Selected passage:
------------------------------------

= Sandy Stewart (singer) =

American jazz and cabaret singer

Sandy Stewart (born Sandra Esther Galitz; July 10, 1937) is an American jazz and cabaret singer. Her son is jazz pianist Bill Charlap and her husband was Moose Charlap.

== Early life and education ==
Stewart is the daughter of (restaurant fruit salesman) Samuel Galitz, the owner of an egg, butter and cheese store in the 2000 block of N. 31st Street in the Strawberry Mansion section of Philadelphia. Stewart was born in Philadelphia and graduated from Lincoln College Prep School in 1955. When she was nine years old, she began performing on radio station WPEN in Philadelphia as a member of the cast of Jackie Kane's Juvenile Variety Show.

==Career==
When Stewart was 15, she recorded "Since You Went Away from Me", which led to her making guest appearances on network radio and television shows. In her teens she sang on the radio for NBC accompanied by a band of Mundell Lowe, Dick Hyman, Eddie Safranski, and Don Lamond. After moving to New York City, she worked on the Ernie Kovacs television program and during her career appeared on programs hosted by Ed Sullivan and Johnny Carson. In 1959 she acted with Alan Freed in the movie Go, Johnny, Go!.

Stewart performed regularly on Ed McMahon's Get Happy TV show in Philadelphia, and she frequently filled in for Denise Lor on Garry Moore's daytime TV program. As a singer she performed with Steve Allen, Perry Como, Bing Crosby, and Benny Goodman. During the 1961–63 television seasons, she appeared often on The Perry Como Show as part of The Kraft Music Hall Players with Don Adams, Kaye Ballard and Paul Lynde.

------------------------------------

Listing:
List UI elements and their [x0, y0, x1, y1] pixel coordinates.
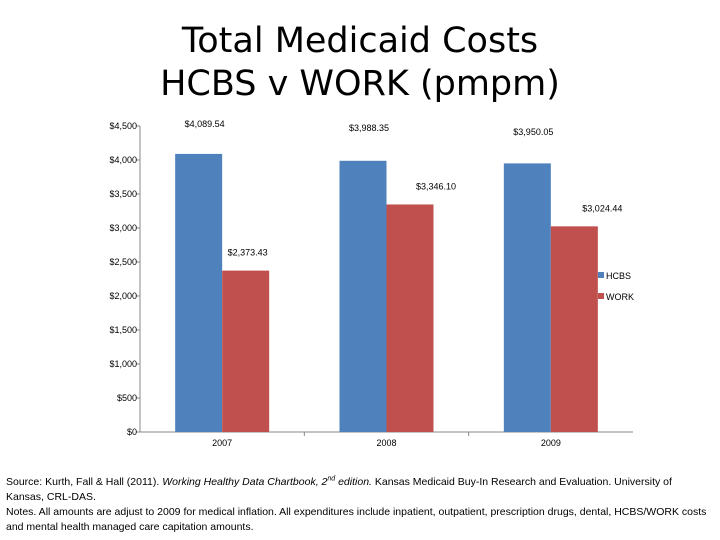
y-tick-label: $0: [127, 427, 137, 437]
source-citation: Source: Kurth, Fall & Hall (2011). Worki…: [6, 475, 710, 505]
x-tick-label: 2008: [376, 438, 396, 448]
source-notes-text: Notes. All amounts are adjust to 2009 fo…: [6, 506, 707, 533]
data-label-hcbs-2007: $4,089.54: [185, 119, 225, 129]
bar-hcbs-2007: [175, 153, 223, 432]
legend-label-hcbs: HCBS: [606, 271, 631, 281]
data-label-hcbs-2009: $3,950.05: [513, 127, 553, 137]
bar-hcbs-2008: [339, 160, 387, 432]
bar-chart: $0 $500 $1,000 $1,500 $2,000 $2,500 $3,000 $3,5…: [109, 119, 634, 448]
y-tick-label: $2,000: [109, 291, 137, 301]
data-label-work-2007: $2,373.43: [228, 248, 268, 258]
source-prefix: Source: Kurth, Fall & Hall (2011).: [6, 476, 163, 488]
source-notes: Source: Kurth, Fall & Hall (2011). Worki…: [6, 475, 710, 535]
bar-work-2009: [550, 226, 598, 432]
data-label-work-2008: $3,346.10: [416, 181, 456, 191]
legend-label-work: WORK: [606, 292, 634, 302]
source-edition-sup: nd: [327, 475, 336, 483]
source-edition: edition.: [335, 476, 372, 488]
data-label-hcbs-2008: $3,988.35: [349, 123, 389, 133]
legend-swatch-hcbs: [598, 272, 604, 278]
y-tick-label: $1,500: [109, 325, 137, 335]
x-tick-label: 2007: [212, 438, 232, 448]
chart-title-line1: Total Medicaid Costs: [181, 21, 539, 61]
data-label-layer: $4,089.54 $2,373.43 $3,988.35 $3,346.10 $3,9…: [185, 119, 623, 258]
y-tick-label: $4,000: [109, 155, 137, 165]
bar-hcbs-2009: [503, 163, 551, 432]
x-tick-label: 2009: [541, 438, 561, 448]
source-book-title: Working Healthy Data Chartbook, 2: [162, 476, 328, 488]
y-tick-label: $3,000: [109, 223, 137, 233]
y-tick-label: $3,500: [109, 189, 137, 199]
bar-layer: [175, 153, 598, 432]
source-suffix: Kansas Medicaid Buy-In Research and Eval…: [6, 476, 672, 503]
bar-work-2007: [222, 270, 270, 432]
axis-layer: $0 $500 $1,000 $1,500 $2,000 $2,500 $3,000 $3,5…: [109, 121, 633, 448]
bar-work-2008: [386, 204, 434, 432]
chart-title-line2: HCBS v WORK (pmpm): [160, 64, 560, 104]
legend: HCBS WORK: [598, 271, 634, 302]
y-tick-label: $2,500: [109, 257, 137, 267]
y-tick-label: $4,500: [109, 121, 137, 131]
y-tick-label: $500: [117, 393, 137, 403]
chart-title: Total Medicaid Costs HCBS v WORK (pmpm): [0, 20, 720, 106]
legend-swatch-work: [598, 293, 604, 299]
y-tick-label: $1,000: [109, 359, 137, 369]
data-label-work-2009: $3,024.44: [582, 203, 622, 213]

------------------------------------

What to work on: Can you continue the Sandy Stewart biography from where it stops?

Output of the task:
Stewart worked as a ghost singer, dubbing singing segments for stars in films, and she recorded jingles for commercials for products including Bain De Soleil, Easy Spirit, and Enjoli. She had a hit song with "My Coloring Book", which reached number 20 in the Billboard Top 40 in 1963. The record was nominated for the 1962 Grammy Award for Best Solo Vocal Performance, Female.

==Personal life==
On December 11, 1955, Stewart married Saul Kane. She later married first composer Moose Charlap and later trumpeter George Triffon.

== Discography ==
- Selections from the Unsinkable Molly Brown (RCA Camden, 1961)
- My Coloring Book (Colpix, 1963)
- Sandy Stewart and Family (Cabaret, 1994) – recorded in 1993
- Sandy Stewart Sings the Songs of Jerome Kern with Dick Hyman at the Piano (Audiophile, 1995) with Dick Hyman (piano) – recorded in 1994. songs of Jerome Kern.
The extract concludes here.